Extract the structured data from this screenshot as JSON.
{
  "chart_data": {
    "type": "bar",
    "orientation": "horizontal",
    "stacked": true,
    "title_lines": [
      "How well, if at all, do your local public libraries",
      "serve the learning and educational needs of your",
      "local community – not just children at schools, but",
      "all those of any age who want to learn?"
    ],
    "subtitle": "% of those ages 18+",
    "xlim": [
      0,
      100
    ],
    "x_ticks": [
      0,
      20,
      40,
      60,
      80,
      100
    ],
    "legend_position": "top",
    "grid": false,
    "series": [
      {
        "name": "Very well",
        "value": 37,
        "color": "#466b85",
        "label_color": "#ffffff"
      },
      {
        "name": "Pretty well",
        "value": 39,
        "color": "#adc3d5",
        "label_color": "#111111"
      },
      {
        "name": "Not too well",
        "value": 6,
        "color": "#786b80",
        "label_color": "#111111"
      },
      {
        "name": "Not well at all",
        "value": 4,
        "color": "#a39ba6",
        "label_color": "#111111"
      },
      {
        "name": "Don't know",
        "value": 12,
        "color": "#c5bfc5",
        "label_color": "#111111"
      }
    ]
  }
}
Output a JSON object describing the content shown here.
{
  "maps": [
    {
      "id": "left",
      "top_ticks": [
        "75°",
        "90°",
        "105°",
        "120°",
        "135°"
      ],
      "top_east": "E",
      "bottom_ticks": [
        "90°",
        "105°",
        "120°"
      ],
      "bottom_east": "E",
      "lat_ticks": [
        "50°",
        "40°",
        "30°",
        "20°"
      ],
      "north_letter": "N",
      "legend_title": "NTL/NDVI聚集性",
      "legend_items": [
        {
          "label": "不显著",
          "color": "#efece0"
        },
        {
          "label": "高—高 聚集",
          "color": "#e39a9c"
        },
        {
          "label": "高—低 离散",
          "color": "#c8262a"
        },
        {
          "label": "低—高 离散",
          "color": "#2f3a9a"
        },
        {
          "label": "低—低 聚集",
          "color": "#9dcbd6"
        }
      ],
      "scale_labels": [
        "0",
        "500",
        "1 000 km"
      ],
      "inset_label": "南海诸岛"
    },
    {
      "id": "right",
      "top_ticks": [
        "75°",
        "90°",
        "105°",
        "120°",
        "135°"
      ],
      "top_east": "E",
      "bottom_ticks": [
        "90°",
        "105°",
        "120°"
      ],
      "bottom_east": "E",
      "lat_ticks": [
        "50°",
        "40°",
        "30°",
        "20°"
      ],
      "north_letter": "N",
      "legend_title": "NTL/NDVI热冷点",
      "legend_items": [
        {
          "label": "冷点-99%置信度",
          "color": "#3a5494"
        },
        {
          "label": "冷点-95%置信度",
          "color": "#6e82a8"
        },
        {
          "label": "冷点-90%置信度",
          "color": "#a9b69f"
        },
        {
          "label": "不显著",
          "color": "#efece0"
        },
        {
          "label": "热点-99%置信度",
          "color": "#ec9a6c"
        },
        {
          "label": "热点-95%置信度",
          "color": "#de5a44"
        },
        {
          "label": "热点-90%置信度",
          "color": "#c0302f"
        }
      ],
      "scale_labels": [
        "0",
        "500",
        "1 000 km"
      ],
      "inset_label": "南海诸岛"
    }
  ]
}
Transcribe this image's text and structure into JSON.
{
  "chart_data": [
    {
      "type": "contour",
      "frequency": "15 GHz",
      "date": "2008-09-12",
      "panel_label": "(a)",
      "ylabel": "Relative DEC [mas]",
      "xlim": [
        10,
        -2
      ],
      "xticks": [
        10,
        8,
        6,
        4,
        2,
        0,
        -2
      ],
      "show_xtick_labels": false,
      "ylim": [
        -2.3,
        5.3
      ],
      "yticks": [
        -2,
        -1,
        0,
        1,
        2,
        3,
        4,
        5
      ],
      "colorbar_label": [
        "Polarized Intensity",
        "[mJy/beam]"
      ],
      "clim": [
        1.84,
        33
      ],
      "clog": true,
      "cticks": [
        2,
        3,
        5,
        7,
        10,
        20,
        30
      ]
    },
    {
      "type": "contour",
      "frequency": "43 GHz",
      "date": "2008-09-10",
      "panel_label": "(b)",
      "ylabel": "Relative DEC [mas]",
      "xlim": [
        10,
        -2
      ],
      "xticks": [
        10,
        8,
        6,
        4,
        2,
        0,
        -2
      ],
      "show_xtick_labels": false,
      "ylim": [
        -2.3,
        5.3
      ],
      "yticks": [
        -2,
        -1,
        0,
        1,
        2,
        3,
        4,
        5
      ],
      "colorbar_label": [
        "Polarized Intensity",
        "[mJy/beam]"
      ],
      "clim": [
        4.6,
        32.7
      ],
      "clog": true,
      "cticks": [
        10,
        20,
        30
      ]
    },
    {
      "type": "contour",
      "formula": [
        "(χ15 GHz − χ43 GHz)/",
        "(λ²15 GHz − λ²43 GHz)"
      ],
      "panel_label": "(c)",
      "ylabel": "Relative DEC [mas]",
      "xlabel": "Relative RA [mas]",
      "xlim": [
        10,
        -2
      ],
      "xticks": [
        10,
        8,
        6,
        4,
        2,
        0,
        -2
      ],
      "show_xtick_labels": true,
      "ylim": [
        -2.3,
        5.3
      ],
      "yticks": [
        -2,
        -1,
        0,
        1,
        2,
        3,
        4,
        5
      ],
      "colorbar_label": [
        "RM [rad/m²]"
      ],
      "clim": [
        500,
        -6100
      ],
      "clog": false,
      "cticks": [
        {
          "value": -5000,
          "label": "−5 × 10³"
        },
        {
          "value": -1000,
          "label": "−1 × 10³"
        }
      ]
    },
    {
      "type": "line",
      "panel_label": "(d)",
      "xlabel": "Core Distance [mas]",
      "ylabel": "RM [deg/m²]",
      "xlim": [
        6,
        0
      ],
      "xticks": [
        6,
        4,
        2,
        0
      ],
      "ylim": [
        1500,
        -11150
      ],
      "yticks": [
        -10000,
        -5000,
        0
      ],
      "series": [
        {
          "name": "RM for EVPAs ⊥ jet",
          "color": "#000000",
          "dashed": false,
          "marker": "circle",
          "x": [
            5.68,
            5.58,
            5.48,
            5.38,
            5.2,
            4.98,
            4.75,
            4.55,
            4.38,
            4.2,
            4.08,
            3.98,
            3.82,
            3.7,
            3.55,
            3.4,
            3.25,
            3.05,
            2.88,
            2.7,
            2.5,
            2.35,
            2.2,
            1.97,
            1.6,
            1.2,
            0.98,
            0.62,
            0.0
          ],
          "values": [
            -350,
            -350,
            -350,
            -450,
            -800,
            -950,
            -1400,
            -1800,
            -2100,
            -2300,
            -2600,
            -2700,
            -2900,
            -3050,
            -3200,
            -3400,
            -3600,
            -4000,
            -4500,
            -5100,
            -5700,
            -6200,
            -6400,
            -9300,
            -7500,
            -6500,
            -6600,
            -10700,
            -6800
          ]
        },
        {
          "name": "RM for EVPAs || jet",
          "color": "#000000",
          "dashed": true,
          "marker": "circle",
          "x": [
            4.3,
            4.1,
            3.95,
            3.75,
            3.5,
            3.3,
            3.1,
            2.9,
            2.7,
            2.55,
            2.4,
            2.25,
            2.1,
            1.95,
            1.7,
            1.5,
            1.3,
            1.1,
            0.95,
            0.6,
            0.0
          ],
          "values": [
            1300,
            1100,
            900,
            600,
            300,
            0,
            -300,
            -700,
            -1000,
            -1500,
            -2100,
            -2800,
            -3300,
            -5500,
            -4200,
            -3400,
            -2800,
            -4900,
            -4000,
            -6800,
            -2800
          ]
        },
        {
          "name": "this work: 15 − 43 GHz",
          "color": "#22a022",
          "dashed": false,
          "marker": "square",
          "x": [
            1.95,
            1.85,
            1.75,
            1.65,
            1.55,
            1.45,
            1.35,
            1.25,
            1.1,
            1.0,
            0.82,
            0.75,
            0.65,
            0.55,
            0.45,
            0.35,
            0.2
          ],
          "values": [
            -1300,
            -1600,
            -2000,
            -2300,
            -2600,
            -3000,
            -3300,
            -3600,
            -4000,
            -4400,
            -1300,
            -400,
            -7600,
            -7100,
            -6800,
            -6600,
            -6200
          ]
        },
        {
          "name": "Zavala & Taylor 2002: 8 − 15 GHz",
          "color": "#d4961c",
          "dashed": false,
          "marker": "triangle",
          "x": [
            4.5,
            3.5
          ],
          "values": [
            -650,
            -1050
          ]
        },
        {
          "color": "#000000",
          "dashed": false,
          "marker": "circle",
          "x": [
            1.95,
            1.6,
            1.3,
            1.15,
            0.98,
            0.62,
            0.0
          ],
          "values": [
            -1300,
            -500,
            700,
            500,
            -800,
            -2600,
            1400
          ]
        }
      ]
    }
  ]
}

▸ **INSTRUCTION**:
Across the entries above, how many lines contain "local"? Provide only the count.

▸ **FINAL ANSWER**:
2